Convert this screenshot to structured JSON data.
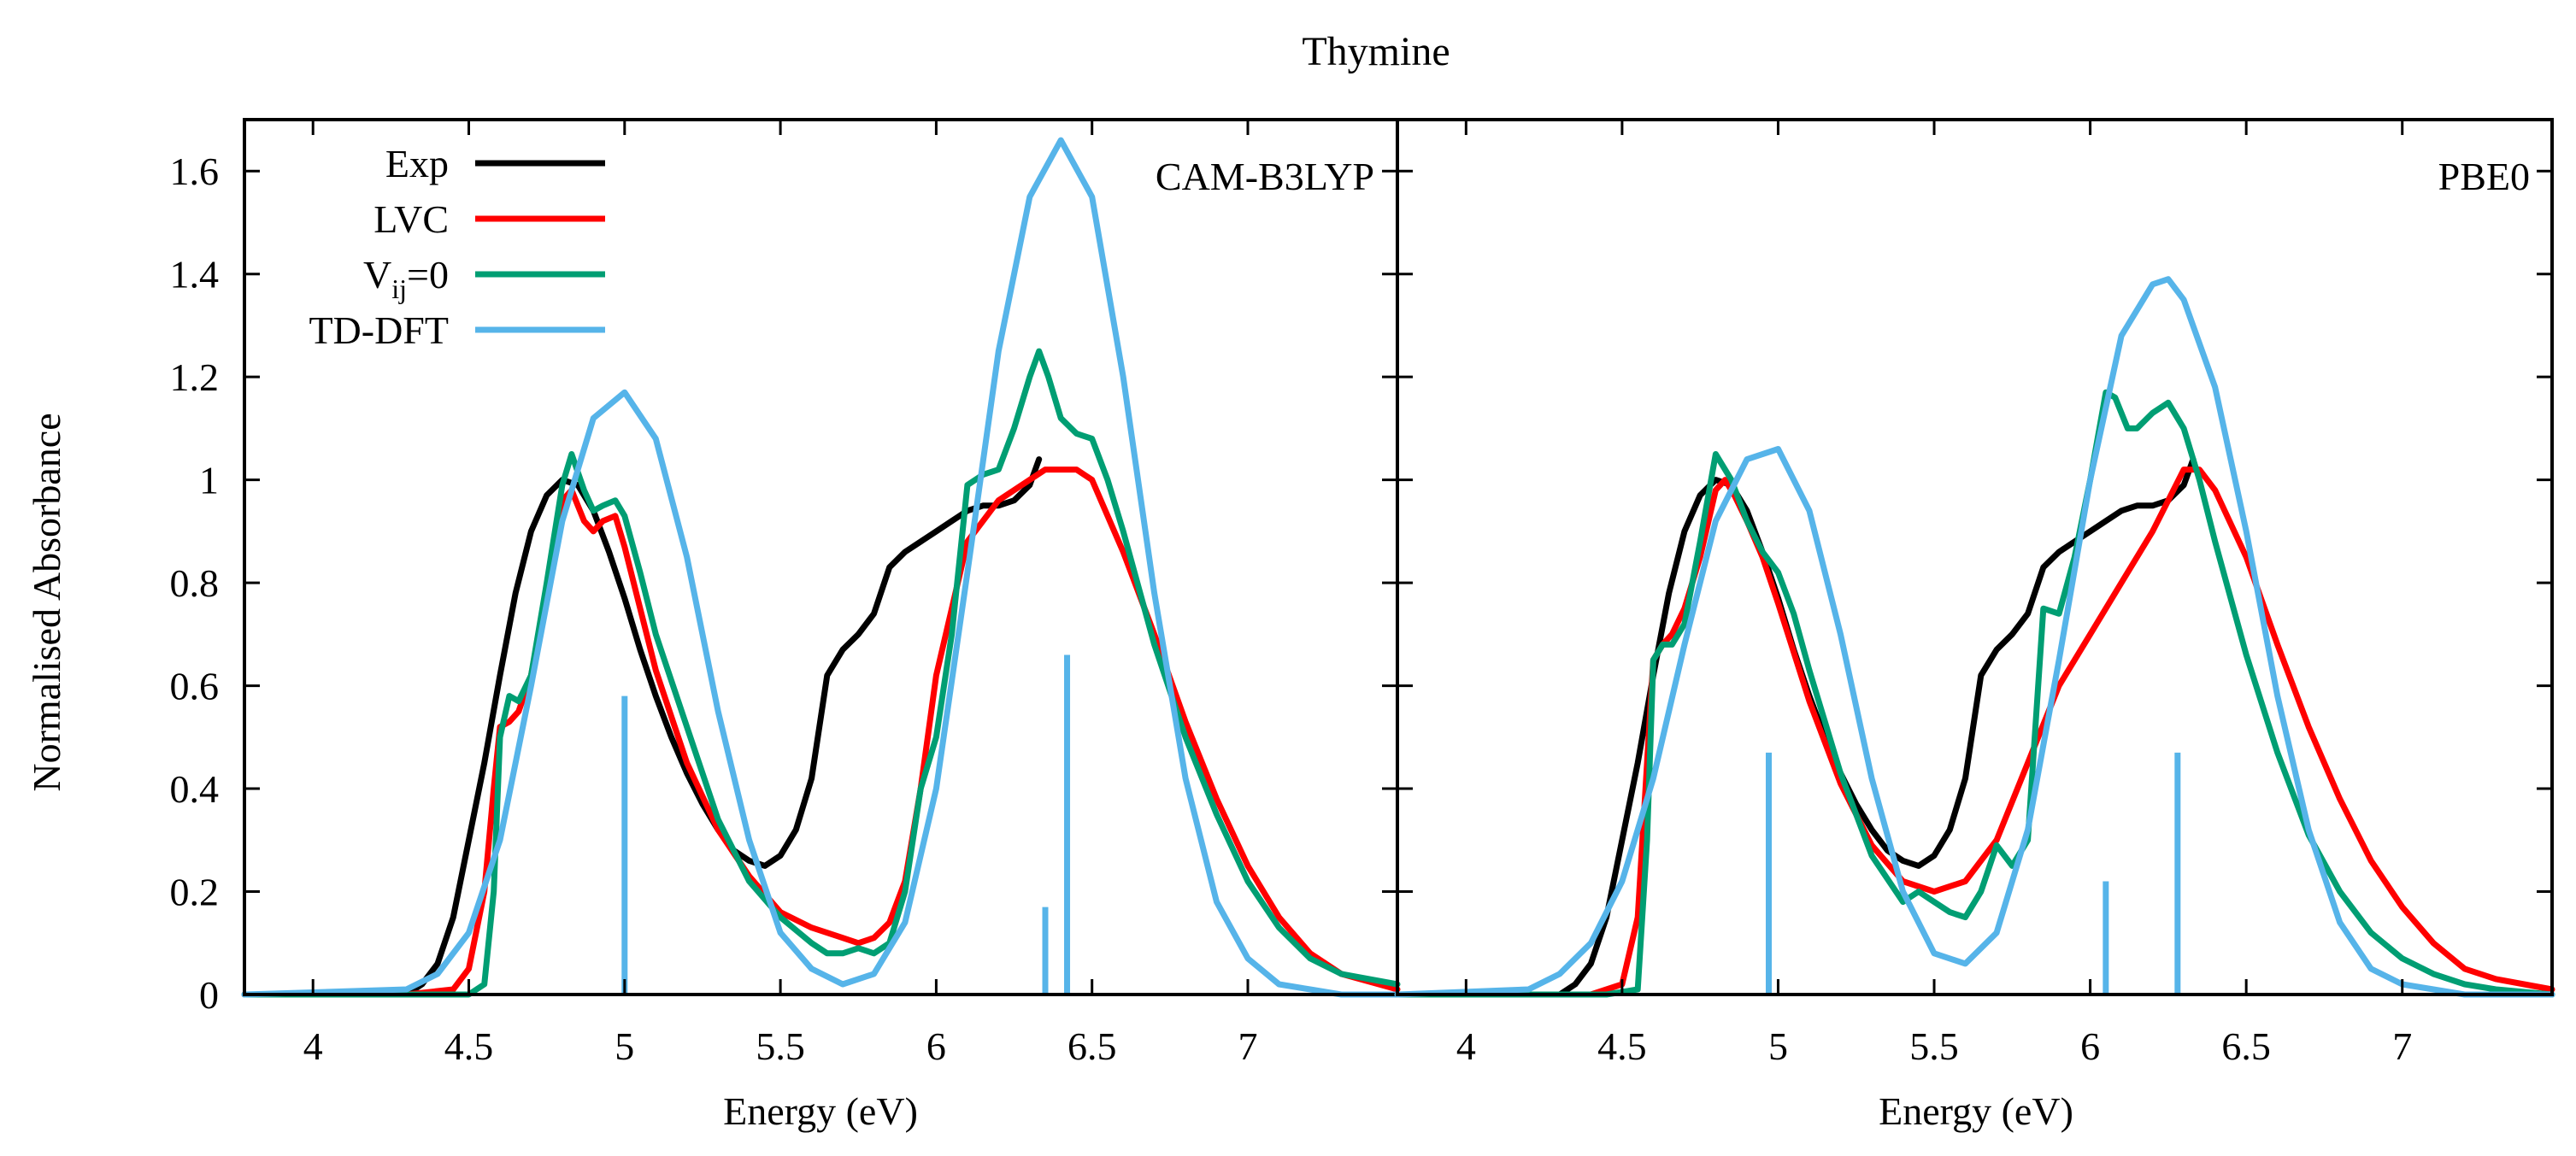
{
  "title": "Thymine",
  "chart_data": [
    {
      "type": "line",
      "panel_label": "CAM-B3LYP",
      "xlabel": "Energy (eV)",
      "ylabel": "Normalised Absorbance",
      "xlim": [
        3.78,
        7.48
      ],
      "ylim": [
        0,
        1.7
      ],
      "xticks": [
        4,
        4.5,
        5,
        5.5,
        6,
        6.5,
        7
      ],
      "xtick_labels": [
        "4",
        "4.5",
        "5",
        "5.5",
        "6",
        "6.5",
        "7"
      ],
      "yticks": [
        0,
        0.2,
        0.4,
        0.6,
        0.8,
        1,
        1.2,
        1.4,
        1.6
      ],
      "ytick_labels": [
        "0",
        "0.2",
        "0.4",
        "0.6",
        "0.8",
        "1",
        "1.2",
        "1.4",
        "1.6"
      ],
      "legend_position": "top-left",
      "series": [
        {
          "name": "Exp",
          "color": "#000000",
          "x": [
            4.3,
            4.35,
            4.4,
            4.45,
            4.5,
            4.55,
            4.6,
            4.65,
            4.7,
            4.75,
            4.8,
            4.85,
            4.9,
            4.95,
            5.0,
            5.05,
            5.1,
            5.15,
            5.2,
            5.25,
            5.3,
            5.35,
            5.4,
            5.45,
            5.5,
            5.55,
            5.6,
            5.65,
            5.7,
            5.75,
            5.8,
            5.85,
            5.9,
            5.95,
            6.0,
            6.05,
            6.1,
            6.15,
            6.2,
            6.25,
            6.3,
            6.33
          ],
          "y": [
            0.0,
            0.02,
            0.06,
            0.15,
            0.3,
            0.45,
            0.62,
            0.78,
            0.9,
            0.97,
            1.0,
            0.99,
            0.94,
            0.86,
            0.77,
            0.67,
            0.58,
            0.5,
            0.43,
            0.37,
            0.32,
            0.28,
            0.26,
            0.25,
            0.27,
            0.32,
            0.42,
            0.62,
            0.67,
            0.7,
            0.74,
            0.83,
            0.86,
            0.88,
            0.9,
            0.92,
            0.94,
            0.95,
            0.95,
            0.96,
            0.99,
            1.04
          ]
        },
        {
          "name": "LVC",
          "color": "#ff0000",
          "x": [
            3.78,
            4.3,
            4.45,
            4.5,
            4.55,
            4.58,
            4.6,
            4.63,
            4.66,
            4.7,
            4.75,
            4.8,
            4.83,
            4.87,
            4.9,
            4.93,
            4.97,
            5.0,
            5.05,
            5.1,
            5.2,
            5.3,
            5.4,
            5.5,
            5.6,
            5.7,
            5.75,
            5.8,
            5.85,
            5.9,
            5.95,
            6.0,
            6.1,
            6.2,
            6.3,
            6.35,
            6.4,
            6.45,
            6.5,
            6.55,
            6.6,
            6.7,
            6.8,
            6.9,
            7.0,
            7.1,
            7.2,
            7.3,
            7.48
          ],
          "y": [
            0.0,
            0.0,
            0.01,
            0.05,
            0.2,
            0.4,
            0.52,
            0.53,
            0.55,
            0.62,
            0.78,
            0.96,
            0.98,
            0.92,
            0.9,
            0.92,
            0.93,
            0.87,
            0.75,
            0.63,
            0.45,
            0.32,
            0.23,
            0.16,
            0.13,
            0.11,
            0.1,
            0.11,
            0.14,
            0.22,
            0.4,
            0.62,
            0.88,
            0.96,
            1.0,
            1.02,
            1.02,
            1.02,
            1.0,
            0.93,
            0.86,
            0.7,
            0.53,
            0.38,
            0.25,
            0.15,
            0.08,
            0.04,
            0.01
          ]
        },
        {
          "name": "V_ij=0",
          "color": "#009e73",
          "x": [
            3.78,
            4.4,
            4.5,
            4.55,
            4.58,
            4.6,
            4.63,
            4.66,
            4.7,
            4.75,
            4.8,
            4.83,
            4.87,
            4.9,
            4.93,
            4.97,
            5.0,
            5.05,
            5.1,
            5.2,
            5.3,
            5.4,
            5.5,
            5.6,
            5.65,
            5.7,
            5.75,
            5.8,
            5.85,
            5.9,
            5.95,
            6.0,
            6.05,
            6.1,
            6.15,
            6.2,
            6.25,
            6.3,
            6.33,
            6.36,
            6.4,
            6.45,
            6.5,
            6.55,
            6.6,
            6.7,
            6.8,
            6.9,
            7.0,
            7.1,
            7.2,
            7.3,
            7.48
          ],
          "y": [
            0.0,
            0.0,
            0.0,
            0.02,
            0.2,
            0.5,
            0.58,
            0.57,
            0.62,
            0.8,
            0.99,
            1.05,
            0.98,
            0.94,
            0.95,
            0.96,
            0.93,
            0.82,
            0.7,
            0.52,
            0.34,
            0.22,
            0.15,
            0.1,
            0.08,
            0.08,
            0.09,
            0.08,
            0.1,
            0.2,
            0.4,
            0.5,
            0.7,
            0.99,
            1.01,
            1.02,
            1.1,
            1.2,
            1.25,
            1.2,
            1.12,
            1.09,
            1.08,
            1.0,
            0.9,
            0.68,
            0.5,
            0.35,
            0.22,
            0.13,
            0.07,
            0.04,
            0.02
          ]
        },
        {
          "name": "TD-DFT",
          "color": "#56b4e9",
          "x": [
            3.78,
            4.3,
            4.4,
            4.5,
            4.6,
            4.7,
            4.8,
            4.9,
            5.0,
            5.1,
            5.2,
            5.3,
            5.4,
            5.5,
            5.6,
            5.7,
            5.8,
            5.9,
            6.0,
            6.1,
            6.2,
            6.3,
            6.4,
            6.5,
            6.6,
            6.7,
            6.8,
            6.9,
            7.0,
            7.1,
            7.2,
            7.3,
            7.48
          ],
          "y": [
            0.0,
            0.01,
            0.04,
            0.12,
            0.3,
            0.6,
            0.92,
            1.12,
            1.17,
            1.08,
            0.85,
            0.55,
            0.3,
            0.12,
            0.05,
            0.02,
            0.04,
            0.14,
            0.4,
            0.82,
            1.25,
            1.55,
            1.66,
            1.55,
            1.2,
            0.78,
            0.42,
            0.18,
            0.07,
            0.02,
            0.01,
            0.0,
            0.0
          ]
        }
      ],
      "sticks": {
        "name": "TD-DFT",
        "color": "#56b4e9",
        "x": [
          5.0,
          6.35,
          6.42
        ],
        "y": [
          0.58,
          0.17,
          0.66
        ]
      }
    },
    {
      "type": "line",
      "panel_label": "PBE0",
      "xlabel": "Energy (eV)",
      "ylabel": "",
      "xlim": [
        3.78,
        7.48
      ],
      "ylim": [
        0,
        1.7
      ],
      "xticks": [
        4,
        4.5,
        5,
        5.5,
        6,
        6.5,
        7
      ],
      "xtick_labels": [
        "4",
        "4.5",
        "5",
        "5.5",
        "6",
        "6.5",
        "7"
      ],
      "series": [
        {
          "name": "Exp",
          "color": "#000000",
          "x": [
            4.3,
            4.35,
            4.4,
            4.45,
            4.5,
            4.55,
            4.6,
            4.65,
            4.7,
            4.75,
            4.8,
            4.85,
            4.9,
            4.95,
            5.0,
            5.05,
            5.1,
            5.15,
            5.2,
            5.25,
            5.3,
            5.35,
            5.4,
            5.45,
            5.5,
            5.55,
            5.6,
            5.65,
            5.7,
            5.75,
            5.8,
            5.85,
            5.9,
            5.95,
            6.0,
            6.05,
            6.1,
            6.15,
            6.2,
            6.25,
            6.3,
            6.33
          ],
          "y": [
            0.0,
            0.02,
            0.06,
            0.15,
            0.3,
            0.45,
            0.62,
            0.78,
            0.9,
            0.97,
            1.0,
            0.99,
            0.94,
            0.86,
            0.77,
            0.67,
            0.58,
            0.5,
            0.43,
            0.37,
            0.32,
            0.28,
            0.26,
            0.25,
            0.27,
            0.32,
            0.42,
            0.62,
            0.67,
            0.7,
            0.74,
            0.83,
            0.86,
            0.88,
            0.9,
            0.92,
            0.94,
            0.95,
            0.95,
            0.96,
            0.99,
            1.04
          ]
        },
        {
          "name": "LVC",
          "color": "#ff0000",
          "x": [
            3.78,
            4.4,
            4.5,
            4.55,
            4.58,
            4.6,
            4.63,
            4.66,
            4.7,
            4.75,
            4.8,
            4.83,
            4.86,
            4.9,
            4.95,
            5.0,
            5.1,
            5.2,
            5.3,
            5.4,
            5.5,
            5.6,
            5.7,
            5.8,
            5.9,
            6.0,
            6.1,
            6.2,
            6.25,
            6.3,
            6.35,
            6.4,
            6.5,
            6.6,
            6.7,
            6.8,
            6.9,
            7.0,
            7.1,
            7.2,
            7.3,
            7.48
          ],
          "y": [
            0.0,
            0.0,
            0.02,
            0.15,
            0.45,
            0.65,
            0.68,
            0.7,
            0.75,
            0.85,
            0.98,
            1.0,
            0.97,
            0.92,
            0.85,
            0.76,
            0.57,
            0.41,
            0.29,
            0.22,
            0.2,
            0.22,
            0.3,
            0.45,
            0.6,
            0.7,
            0.8,
            0.9,
            0.96,
            1.02,
            1.02,
            0.98,
            0.85,
            0.68,
            0.52,
            0.38,
            0.26,
            0.17,
            0.1,
            0.05,
            0.03,
            0.01
          ]
        },
        {
          "name": "V_ij=0",
          "color": "#009e73",
          "x": [
            3.78,
            4.45,
            4.55,
            4.58,
            4.6,
            4.63,
            4.66,
            4.7,
            4.75,
            4.8,
            4.85,
            4.9,
            4.95,
            5.0,
            5.05,
            5.1,
            5.2,
            5.3,
            5.4,
            5.45,
            5.5,
            5.55,
            5.6,
            5.65,
            5.7,
            5.75,
            5.8,
            5.85,
            5.9,
            5.95,
            6.0,
            6.05,
            6.08,
            6.12,
            6.15,
            6.2,
            6.25,
            6.3,
            6.35,
            6.4,
            6.5,
            6.6,
            6.7,
            6.8,
            6.9,
            7.0,
            7.1,
            7.2,
            7.3,
            7.48
          ],
          "y": [
            0.0,
            0.0,
            0.01,
            0.3,
            0.65,
            0.68,
            0.68,
            0.72,
            0.88,
            1.05,
            1.0,
            0.92,
            0.86,
            0.82,
            0.74,
            0.63,
            0.43,
            0.27,
            0.18,
            0.2,
            0.18,
            0.16,
            0.15,
            0.2,
            0.29,
            0.25,
            0.3,
            0.75,
            0.74,
            0.85,
            1.0,
            1.17,
            1.16,
            1.1,
            1.1,
            1.13,
            1.15,
            1.1,
            1.0,
            0.88,
            0.66,
            0.47,
            0.31,
            0.2,
            0.12,
            0.07,
            0.04,
            0.02,
            0.01,
            0.0
          ]
        },
        {
          "name": "TD-DFT",
          "color": "#56b4e9",
          "x": [
            3.78,
            4.2,
            4.3,
            4.4,
            4.5,
            4.6,
            4.7,
            4.8,
            4.9,
            5.0,
            5.1,
            5.2,
            5.3,
            5.4,
            5.5,
            5.6,
            5.7,
            5.8,
            5.9,
            6.0,
            6.1,
            6.2,
            6.25,
            6.3,
            6.4,
            6.5,
            6.6,
            6.7,
            6.8,
            6.9,
            7.0,
            7.2,
            7.48
          ],
          "y": [
            0.0,
            0.01,
            0.04,
            0.1,
            0.22,
            0.42,
            0.68,
            0.92,
            1.04,
            1.06,
            0.94,
            0.7,
            0.42,
            0.2,
            0.08,
            0.06,
            0.12,
            0.32,
            0.65,
            1.0,
            1.28,
            1.38,
            1.39,
            1.35,
            1.18,
            0.9,
            0.58,
            0.32,
            0.14,
            0.05,
            0.02,
            0.0,
            0.0
          ]
        }
      ],
      "sticks": {
        "name": "TD-DFT",
        "color": "#56b4e9",
        "x": [
          4.97,
          6.05,
          6.28
        ],
        "y": [
          0.47,
          0.22,
          0.47
        ]
      }
    }
  ],
  "legend": {
    "entries": [
      {
        "label": "Exp",
        "color": "#000000"
      },
      {
        "label": "LVC",
        "color": "#ff0000"
      },
      {
        "label_main": "V",
        "label_sub": "ij",
        "label_tail": "=0",
        "color": "#009e73"
      },
      {
        "label": "TD-DFT",
        "color": "#56b4e9"
      }
    ]
  }
}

○ ○ ○ ○

■ **Stated problem**
Find every line with the word "ylabel" and state how many there are, with no other words.

■ **Response**
2